### Problem description
Which lines hold the word "band"? Copy each one.

### Recorded data
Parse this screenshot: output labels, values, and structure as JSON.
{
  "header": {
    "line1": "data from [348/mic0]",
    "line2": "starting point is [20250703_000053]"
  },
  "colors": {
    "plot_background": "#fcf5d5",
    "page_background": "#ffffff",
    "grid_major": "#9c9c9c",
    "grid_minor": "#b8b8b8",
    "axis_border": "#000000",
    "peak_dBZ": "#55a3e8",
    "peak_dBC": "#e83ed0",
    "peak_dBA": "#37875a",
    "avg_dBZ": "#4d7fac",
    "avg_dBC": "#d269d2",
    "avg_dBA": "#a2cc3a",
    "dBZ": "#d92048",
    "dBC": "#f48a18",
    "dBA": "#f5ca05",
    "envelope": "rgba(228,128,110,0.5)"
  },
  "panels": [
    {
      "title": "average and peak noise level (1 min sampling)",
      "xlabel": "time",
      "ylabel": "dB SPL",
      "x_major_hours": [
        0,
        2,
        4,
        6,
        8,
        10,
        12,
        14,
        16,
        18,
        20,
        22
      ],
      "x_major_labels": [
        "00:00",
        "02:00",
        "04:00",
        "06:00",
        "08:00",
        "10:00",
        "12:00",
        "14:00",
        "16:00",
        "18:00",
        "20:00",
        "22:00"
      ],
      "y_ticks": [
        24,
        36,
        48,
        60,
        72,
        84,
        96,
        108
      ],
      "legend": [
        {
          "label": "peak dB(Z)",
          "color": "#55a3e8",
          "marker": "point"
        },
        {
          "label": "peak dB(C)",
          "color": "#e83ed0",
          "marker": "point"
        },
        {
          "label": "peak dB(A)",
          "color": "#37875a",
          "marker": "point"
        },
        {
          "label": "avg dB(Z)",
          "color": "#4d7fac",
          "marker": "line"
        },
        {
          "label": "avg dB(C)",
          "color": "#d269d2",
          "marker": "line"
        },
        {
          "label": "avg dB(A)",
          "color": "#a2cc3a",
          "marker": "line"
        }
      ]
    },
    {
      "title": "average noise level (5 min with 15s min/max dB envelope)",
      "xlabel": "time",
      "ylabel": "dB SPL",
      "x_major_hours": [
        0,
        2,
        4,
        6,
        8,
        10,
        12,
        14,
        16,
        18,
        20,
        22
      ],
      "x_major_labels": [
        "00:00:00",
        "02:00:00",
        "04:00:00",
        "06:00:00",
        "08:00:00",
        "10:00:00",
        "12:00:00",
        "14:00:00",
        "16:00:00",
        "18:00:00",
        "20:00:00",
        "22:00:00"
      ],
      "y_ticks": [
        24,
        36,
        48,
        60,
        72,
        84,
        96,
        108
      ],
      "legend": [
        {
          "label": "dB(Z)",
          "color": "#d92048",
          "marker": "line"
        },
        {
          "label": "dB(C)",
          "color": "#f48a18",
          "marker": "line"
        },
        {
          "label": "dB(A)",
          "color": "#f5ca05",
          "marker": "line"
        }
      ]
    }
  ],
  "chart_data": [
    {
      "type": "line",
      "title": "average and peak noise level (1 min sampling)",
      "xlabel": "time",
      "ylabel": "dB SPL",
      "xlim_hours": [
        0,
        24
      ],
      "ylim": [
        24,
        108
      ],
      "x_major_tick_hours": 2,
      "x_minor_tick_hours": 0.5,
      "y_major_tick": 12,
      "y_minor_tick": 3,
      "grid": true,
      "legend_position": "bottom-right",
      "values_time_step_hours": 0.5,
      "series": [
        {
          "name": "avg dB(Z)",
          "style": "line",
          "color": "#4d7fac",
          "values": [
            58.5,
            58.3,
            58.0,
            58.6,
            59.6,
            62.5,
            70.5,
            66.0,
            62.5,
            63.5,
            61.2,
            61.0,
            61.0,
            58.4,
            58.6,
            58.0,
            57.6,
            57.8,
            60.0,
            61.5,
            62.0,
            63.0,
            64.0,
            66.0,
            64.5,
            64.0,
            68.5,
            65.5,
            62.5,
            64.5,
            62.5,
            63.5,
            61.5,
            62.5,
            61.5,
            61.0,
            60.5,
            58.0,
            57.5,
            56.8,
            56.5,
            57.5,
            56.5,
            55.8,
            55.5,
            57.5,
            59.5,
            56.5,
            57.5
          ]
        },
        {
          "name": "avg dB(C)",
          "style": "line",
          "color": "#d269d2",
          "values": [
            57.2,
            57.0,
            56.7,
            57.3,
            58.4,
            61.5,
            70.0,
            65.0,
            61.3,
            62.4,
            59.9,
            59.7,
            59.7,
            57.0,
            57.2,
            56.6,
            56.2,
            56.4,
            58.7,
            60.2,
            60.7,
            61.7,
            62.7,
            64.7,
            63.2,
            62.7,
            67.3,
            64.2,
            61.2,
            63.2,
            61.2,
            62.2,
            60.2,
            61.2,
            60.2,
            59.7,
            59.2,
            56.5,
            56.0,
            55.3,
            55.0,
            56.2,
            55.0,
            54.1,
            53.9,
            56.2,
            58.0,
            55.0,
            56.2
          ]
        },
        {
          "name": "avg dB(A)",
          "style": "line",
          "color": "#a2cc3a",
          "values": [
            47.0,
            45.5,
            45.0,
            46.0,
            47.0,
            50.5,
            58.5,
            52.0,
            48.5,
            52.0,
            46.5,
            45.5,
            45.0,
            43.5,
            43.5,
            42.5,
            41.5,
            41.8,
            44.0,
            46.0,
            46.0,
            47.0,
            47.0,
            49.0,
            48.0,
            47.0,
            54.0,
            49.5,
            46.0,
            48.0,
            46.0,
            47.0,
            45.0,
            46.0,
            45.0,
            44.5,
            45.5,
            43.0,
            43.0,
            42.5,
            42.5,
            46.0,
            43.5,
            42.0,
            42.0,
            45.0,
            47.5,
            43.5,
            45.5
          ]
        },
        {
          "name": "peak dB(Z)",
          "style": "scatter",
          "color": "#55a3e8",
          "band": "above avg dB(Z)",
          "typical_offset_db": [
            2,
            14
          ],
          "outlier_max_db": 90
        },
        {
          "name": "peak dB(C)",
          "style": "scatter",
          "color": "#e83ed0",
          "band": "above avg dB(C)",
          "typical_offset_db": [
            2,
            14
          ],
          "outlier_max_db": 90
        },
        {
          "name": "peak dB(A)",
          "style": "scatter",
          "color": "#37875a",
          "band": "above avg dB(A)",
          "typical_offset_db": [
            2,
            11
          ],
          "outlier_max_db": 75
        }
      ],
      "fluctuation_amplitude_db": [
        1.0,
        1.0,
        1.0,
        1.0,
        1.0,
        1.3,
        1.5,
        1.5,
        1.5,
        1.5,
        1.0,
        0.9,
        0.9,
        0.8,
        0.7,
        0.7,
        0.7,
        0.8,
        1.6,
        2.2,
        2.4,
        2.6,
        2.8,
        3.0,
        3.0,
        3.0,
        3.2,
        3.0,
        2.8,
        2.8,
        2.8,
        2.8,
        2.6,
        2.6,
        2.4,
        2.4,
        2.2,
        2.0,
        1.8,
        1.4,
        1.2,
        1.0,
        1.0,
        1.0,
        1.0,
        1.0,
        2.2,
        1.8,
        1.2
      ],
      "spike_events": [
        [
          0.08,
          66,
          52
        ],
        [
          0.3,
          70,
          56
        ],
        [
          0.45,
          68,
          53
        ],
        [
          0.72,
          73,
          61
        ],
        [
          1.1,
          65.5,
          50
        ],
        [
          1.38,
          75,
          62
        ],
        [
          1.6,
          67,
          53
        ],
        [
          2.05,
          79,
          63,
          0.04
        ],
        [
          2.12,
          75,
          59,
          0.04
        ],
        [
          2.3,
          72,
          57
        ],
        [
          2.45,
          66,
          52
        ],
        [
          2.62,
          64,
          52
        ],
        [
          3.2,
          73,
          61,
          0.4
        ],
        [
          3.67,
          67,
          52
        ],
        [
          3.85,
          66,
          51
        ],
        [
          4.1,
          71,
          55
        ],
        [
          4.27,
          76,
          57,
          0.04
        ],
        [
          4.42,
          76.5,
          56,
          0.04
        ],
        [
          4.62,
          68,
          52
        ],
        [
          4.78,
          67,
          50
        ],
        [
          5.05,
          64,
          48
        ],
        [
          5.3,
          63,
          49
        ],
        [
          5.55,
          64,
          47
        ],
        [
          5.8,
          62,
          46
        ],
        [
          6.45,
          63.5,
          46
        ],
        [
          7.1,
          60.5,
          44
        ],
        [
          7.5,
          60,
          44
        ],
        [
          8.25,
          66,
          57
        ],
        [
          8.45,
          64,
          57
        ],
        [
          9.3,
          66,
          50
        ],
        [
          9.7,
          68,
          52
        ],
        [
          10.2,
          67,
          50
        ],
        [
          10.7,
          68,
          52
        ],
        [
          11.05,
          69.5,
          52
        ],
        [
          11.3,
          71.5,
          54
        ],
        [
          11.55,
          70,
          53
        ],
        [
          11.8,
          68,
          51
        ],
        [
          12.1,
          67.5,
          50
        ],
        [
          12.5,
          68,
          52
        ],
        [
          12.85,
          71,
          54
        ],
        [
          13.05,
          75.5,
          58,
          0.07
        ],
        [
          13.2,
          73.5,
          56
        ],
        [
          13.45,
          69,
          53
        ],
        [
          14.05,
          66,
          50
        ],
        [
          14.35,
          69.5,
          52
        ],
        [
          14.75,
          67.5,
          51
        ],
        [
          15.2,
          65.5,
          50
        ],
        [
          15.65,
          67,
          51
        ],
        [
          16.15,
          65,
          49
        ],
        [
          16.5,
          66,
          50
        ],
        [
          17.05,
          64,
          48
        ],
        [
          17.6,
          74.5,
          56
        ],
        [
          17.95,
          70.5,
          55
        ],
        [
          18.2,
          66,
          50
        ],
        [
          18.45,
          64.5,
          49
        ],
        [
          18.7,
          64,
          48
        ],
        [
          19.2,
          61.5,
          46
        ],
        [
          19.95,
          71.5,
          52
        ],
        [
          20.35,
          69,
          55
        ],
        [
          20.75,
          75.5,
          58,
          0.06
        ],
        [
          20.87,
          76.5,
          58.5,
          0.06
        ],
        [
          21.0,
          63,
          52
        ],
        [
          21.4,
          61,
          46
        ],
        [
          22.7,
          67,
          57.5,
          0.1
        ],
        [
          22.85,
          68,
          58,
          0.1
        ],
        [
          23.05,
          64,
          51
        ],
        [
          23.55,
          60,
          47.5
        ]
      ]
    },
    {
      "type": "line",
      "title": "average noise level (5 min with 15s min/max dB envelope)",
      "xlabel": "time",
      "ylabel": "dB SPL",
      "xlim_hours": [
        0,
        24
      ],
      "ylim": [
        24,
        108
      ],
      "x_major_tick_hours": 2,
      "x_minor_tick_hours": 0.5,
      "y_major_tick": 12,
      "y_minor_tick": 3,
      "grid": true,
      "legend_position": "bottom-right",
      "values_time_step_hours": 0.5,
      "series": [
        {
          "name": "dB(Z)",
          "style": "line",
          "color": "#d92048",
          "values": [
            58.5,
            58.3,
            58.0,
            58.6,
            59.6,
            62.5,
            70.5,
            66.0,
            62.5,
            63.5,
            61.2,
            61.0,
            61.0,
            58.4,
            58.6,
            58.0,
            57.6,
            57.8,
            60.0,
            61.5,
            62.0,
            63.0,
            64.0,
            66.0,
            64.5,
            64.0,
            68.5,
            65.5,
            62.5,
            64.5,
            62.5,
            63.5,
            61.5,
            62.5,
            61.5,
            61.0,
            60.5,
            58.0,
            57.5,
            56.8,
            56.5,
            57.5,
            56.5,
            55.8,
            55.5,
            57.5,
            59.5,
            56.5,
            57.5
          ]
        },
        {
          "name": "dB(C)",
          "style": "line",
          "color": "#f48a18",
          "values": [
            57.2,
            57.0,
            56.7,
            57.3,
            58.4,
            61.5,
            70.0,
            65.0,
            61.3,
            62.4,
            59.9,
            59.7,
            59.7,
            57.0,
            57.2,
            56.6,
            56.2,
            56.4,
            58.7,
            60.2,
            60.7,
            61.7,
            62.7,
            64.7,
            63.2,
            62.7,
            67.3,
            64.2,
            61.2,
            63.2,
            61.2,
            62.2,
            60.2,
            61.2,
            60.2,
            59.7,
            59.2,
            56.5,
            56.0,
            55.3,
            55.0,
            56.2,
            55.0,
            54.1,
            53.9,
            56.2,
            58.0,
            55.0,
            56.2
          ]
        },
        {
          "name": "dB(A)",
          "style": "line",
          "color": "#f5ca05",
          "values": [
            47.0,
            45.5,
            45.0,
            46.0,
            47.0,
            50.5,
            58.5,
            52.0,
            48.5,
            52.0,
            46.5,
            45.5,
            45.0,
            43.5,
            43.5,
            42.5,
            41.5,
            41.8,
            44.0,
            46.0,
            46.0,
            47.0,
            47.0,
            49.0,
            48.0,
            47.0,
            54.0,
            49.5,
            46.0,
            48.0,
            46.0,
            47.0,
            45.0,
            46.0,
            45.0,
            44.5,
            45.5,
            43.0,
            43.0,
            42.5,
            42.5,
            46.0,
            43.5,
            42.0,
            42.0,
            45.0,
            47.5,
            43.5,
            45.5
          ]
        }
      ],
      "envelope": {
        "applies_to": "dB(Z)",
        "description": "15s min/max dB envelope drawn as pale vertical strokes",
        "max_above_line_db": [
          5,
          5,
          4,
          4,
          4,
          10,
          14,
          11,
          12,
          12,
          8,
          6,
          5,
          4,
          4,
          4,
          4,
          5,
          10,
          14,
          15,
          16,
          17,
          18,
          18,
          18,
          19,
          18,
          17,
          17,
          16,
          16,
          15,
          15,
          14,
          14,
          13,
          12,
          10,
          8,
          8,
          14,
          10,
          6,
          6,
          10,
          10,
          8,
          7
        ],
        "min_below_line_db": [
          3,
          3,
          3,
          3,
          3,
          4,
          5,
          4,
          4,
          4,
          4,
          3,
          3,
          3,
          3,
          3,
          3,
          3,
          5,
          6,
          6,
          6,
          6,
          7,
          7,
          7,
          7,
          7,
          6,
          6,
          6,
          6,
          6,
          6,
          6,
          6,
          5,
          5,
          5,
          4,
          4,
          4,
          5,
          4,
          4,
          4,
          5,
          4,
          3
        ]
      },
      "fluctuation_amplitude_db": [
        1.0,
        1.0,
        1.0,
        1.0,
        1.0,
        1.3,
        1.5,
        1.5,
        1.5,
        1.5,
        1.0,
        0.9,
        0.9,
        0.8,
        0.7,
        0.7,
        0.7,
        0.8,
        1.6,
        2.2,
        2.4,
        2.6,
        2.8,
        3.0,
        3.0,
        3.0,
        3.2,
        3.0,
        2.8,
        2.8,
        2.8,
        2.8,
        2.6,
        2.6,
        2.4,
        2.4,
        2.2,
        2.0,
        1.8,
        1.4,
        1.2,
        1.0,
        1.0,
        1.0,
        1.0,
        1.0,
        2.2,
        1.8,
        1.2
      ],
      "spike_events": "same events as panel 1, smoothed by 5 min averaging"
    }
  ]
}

### Expected answer
          "band": "above avg dB(Z)",
          "band": "above avg dB(C)",
          "band": "above avg dB(A)",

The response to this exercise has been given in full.